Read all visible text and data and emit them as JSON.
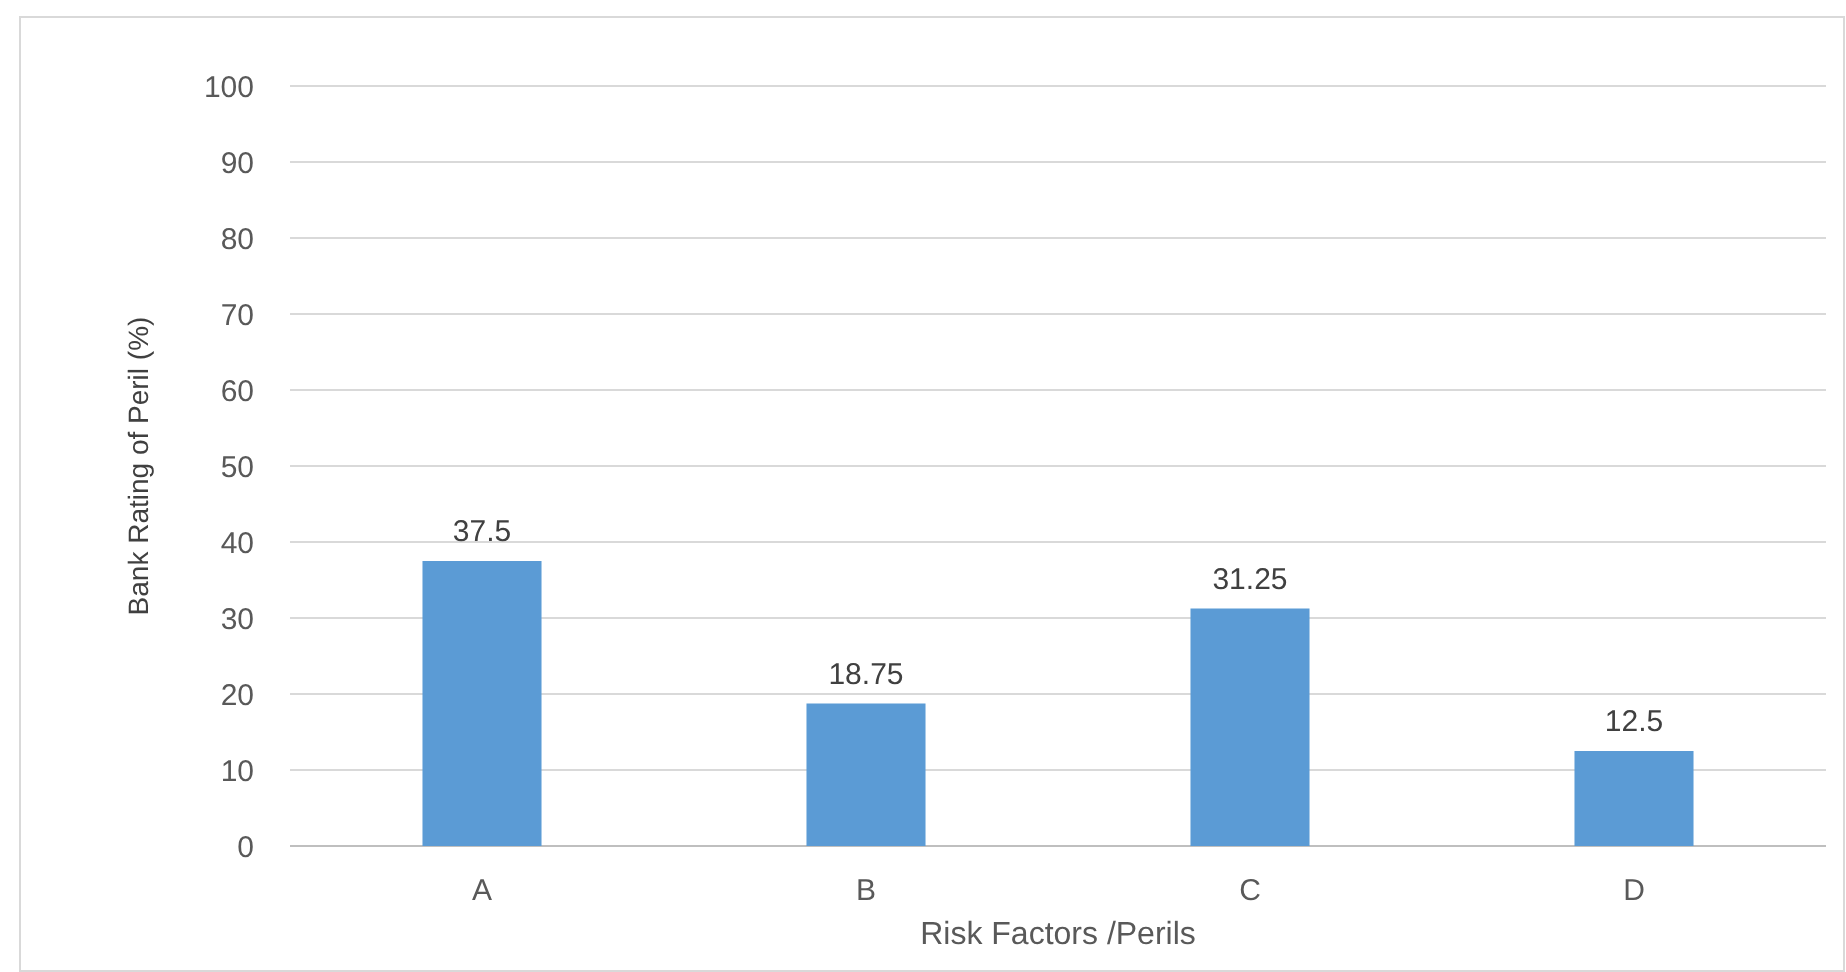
{
  "chart_data": {
    "type": "bar",
    "xlabel": "Risk Factors /Perils",
    "ylabel": "Bank Rating of Peril (%)",
    "categories": [
      "A",
      "B",
      "C",
      "D"
    ],
    "values": [
      37.5,
      18.75,
      31.25,
      12.5
    ],
    "color": "#5b9bd5",
    "data_labels": true,
    "grid": "y",
    "ylim": [
      0,
      100
    ],
    "yticks": [
      0,
      10,
      20,
      30,
      40,
      50,
      60,
      70,
      80,
      90,
      100
    ]
  }
}
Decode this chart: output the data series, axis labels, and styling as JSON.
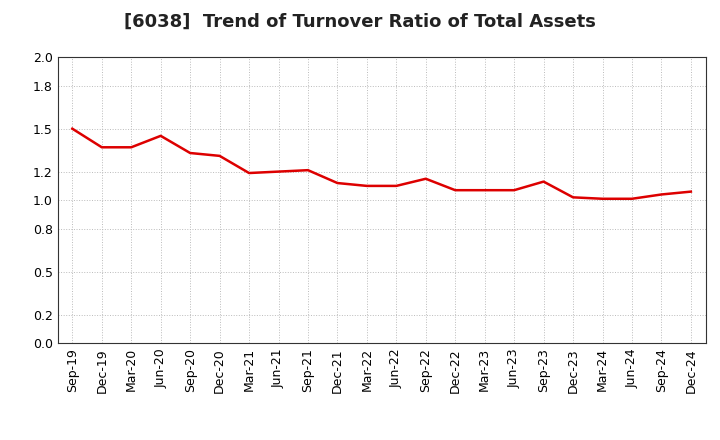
{
  "title": "[6038]  Trend of Turnover Ratio of Total Assets",
  "x_labels": [
    "Sep-19",
    "Dec-19",
    "Mar-20",
    "Jun-20",
    "Sep-20",
    "Dec-20",
    "Mar-21",
    "Jun-21",
    "Sep-21",
    "Dec-21",
    "Mar-22",
    "Jun-22",
    "Sep-22",
    "Dec-22",
    "Mar-23",
    "Jun-23",
    "Sep-23",
    "Dec-23",
    "Mar-24",
    "Jun-24",
    "Sep-24",
    "Dec-24"
  ],
  "y_values": [
    1.5,
    1.37,
    1.37,
    1.45,
    1.33,
    1.31,
    1.19,
    1.2,
    1.21,
    1.12,
    1.1,
    1.1,
    1.15,
    1.07,
    1.07,
    1.07,
    1.13,
    1.02,
    1.01,
    1.01,
    1.04,
    1.06
  ],
  "line_color": "#dd0000",
  "line_width": 1.8,
  "ylim": [
    0.0,
    2.0
  ],
  "yticks": [
    0.0,
    0.2,
    0.5,
    0.8,
    1.0,
    1.2,
    1.5,
    1.8,
    2.0
  ],
  "background_color": "#ffffff",
  "grid_color": "#bbbbbb",
  "title_fontsize": 13,
  "tick_fontsize": 9,
  "spine_color": "#333333"
}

○ ○ ○ ○ ○

◆ Short exercise:
Pictures do not go in the copy. Write out exactly the lines from the line containing "Decode this chart: output" through the last line of the listing.

◆ Problem solution:
Decode this chart: output the data series, axis labels, and styling as JSON.
{
  "title": "[6038]  Trend of Turnover Ratio of Total Assets",
  "x_labels": [
    "Sep-19",
    "Dec-19",
    "Mar-20",
    "Jun-20",
    "Sep-20",
    "Dec-20",
    "Mar-21",
    "Jun-21",
    "Sep-21",
    "Dec-21",
    "Mar-22",
    "Jun-22",
    "Sep-22",
    "Dec-22",
    "Mar-23",
    "Jun-23",
    "Sep-23",
    "Dec-23",
    "Mar-24",
    "Jun-24",
    "Sep-24",
    "Dec-24"
  ],
  "y_values": [
    1.5,
    1.37,
    1.37,
    1.45,
    1.33,
    1.31,
    1.19,
    1.2,
    1.21,
    1.12,
    1.1,
    1.1,
    1.15,
    1.07,
    1.07,
    1.07,
    1.13,
    1.02,
    1.01,
    1.01,
    1.04,
    1.06
  ],
  "line_color": "#dd0000",
  "line_width": 1.8,
  "ylim": [
    0.0,
    2.0
  ],
  "yticks": [
    0.0,
    0.2,
    0.5,
    0.8,
    1.0,
    1.2,
    1.5,
    1.8,
    2.0
  ],
  "background_color": "#ffffff",
  "grid_color": "#bbbbbb",
  "title_fontsize": 13,
  "tick_fontsize": 9,
  "spine_color": "#333333"
}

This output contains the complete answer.